For the data that follows, report how many lines contain the word "legend", and nothing else.

***** Exercise material *****

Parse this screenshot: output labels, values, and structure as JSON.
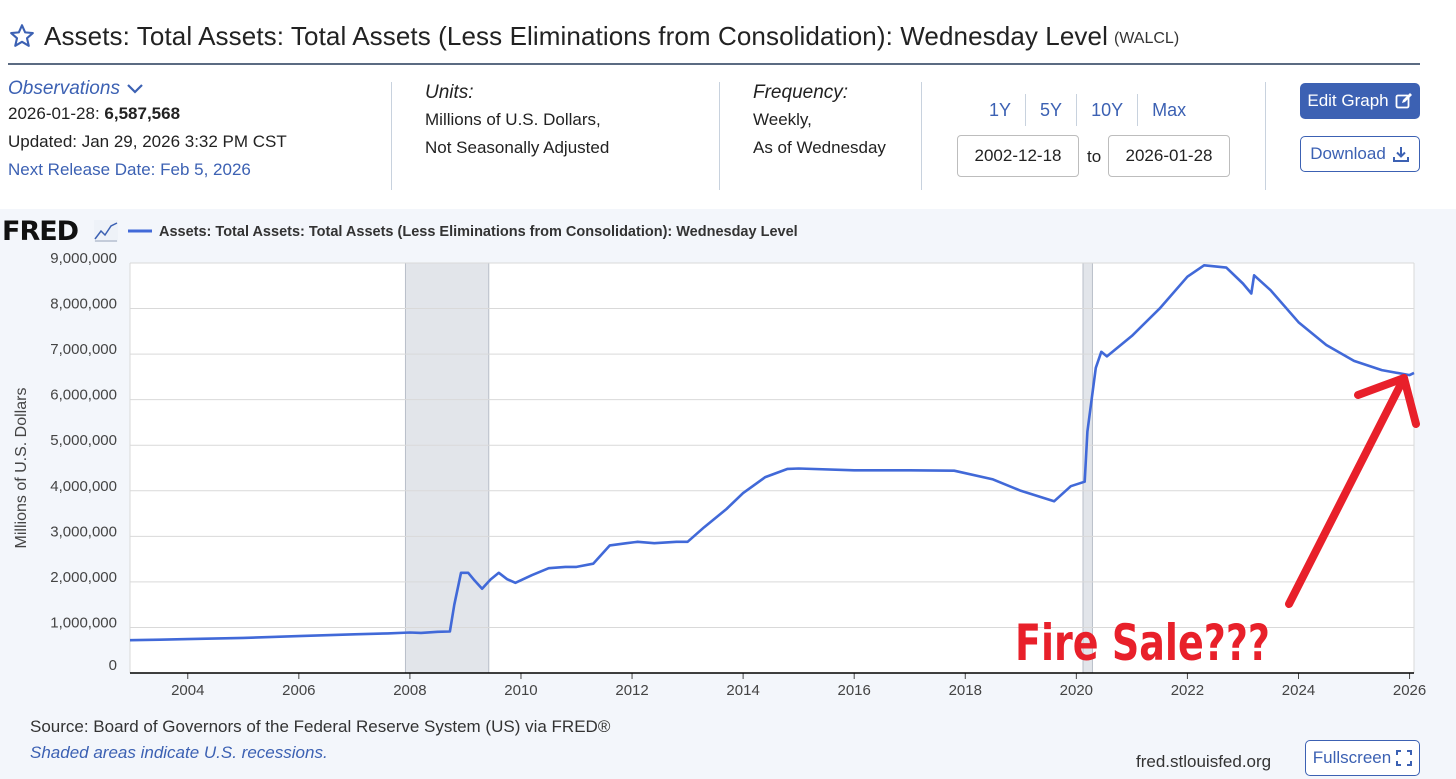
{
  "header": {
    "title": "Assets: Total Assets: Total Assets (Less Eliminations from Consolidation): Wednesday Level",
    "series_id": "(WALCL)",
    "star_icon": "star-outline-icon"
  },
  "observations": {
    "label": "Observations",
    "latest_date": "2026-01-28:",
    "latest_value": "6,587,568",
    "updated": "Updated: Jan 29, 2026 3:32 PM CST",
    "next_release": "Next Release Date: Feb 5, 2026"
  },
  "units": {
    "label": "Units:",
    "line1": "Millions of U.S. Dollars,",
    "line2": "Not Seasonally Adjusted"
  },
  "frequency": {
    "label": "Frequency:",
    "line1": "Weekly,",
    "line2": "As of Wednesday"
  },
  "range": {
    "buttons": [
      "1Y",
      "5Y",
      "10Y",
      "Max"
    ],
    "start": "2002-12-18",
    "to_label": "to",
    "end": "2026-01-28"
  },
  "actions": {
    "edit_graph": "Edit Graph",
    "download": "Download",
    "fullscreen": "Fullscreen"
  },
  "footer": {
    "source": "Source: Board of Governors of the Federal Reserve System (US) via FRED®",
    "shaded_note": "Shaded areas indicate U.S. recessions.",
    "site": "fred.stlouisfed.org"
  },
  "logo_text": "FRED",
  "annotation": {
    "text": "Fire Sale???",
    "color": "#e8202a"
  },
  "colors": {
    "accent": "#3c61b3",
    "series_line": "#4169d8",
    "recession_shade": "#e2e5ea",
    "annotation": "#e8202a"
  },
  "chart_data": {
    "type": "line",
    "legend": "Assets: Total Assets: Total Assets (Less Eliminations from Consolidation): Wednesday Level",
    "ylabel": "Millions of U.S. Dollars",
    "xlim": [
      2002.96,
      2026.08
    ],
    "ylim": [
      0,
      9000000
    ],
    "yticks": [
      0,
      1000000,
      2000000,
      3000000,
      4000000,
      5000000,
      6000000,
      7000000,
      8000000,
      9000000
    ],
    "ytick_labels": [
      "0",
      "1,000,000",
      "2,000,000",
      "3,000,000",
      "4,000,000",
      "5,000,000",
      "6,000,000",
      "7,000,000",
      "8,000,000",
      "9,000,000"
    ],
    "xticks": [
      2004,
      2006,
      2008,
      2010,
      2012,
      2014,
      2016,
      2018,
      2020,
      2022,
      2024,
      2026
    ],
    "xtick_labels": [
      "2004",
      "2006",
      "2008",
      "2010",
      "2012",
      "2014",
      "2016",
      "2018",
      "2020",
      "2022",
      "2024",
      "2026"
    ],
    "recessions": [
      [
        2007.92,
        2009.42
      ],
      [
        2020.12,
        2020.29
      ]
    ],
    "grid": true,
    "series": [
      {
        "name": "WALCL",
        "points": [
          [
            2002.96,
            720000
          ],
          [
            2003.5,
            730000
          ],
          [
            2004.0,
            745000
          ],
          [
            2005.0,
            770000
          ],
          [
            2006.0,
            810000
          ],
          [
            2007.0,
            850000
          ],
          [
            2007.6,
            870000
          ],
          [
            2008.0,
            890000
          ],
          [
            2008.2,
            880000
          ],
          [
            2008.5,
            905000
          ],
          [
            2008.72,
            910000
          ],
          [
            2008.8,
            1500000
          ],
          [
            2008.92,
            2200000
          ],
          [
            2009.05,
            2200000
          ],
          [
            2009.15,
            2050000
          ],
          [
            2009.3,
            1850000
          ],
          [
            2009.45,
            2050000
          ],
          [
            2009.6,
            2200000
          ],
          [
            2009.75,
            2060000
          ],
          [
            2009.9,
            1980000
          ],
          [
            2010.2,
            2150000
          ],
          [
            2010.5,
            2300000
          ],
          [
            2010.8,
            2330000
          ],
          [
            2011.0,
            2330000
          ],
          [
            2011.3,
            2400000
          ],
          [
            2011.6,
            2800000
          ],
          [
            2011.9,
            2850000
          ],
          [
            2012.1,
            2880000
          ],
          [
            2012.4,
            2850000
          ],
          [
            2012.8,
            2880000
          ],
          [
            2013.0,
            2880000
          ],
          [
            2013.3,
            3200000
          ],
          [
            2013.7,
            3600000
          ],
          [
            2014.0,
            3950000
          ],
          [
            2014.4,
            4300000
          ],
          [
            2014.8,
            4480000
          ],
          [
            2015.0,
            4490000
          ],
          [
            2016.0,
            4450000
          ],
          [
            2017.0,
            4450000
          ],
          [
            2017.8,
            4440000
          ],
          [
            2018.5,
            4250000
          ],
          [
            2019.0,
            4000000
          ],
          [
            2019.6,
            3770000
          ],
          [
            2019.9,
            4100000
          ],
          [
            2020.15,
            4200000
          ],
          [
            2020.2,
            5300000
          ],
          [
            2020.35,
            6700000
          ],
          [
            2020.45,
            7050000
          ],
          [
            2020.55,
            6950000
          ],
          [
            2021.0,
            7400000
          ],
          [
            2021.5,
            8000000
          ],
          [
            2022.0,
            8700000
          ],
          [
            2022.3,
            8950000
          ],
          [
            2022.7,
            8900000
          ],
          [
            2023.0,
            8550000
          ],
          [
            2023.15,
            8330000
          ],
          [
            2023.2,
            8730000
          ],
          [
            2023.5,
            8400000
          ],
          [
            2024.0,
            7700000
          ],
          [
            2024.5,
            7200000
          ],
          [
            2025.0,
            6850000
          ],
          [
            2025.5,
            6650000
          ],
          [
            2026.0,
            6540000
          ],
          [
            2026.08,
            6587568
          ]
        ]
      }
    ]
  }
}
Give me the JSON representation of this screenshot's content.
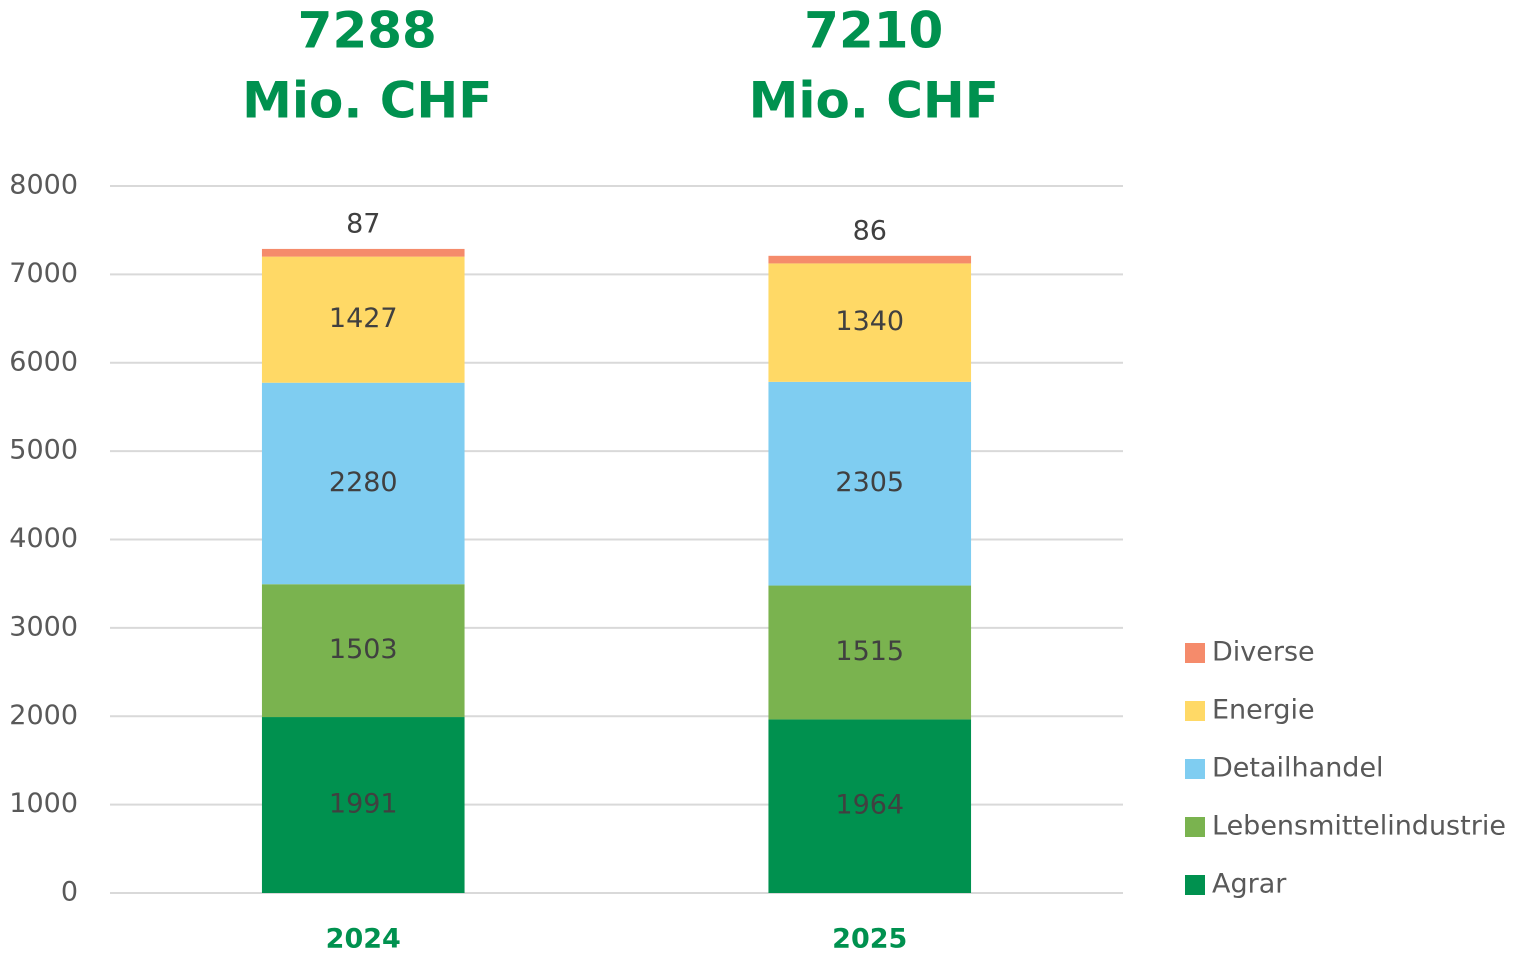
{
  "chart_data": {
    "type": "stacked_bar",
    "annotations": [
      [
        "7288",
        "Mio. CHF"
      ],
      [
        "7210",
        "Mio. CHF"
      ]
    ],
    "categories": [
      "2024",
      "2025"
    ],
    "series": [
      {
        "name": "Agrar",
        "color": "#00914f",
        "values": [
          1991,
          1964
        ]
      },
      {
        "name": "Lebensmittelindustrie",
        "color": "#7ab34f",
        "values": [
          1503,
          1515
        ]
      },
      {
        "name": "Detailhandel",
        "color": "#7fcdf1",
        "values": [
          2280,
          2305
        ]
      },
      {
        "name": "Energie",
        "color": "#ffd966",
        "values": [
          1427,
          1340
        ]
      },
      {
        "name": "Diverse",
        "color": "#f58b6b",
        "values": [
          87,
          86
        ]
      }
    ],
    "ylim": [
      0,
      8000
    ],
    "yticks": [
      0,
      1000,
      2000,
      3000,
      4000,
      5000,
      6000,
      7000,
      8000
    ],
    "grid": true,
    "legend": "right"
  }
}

*****

• Task output
2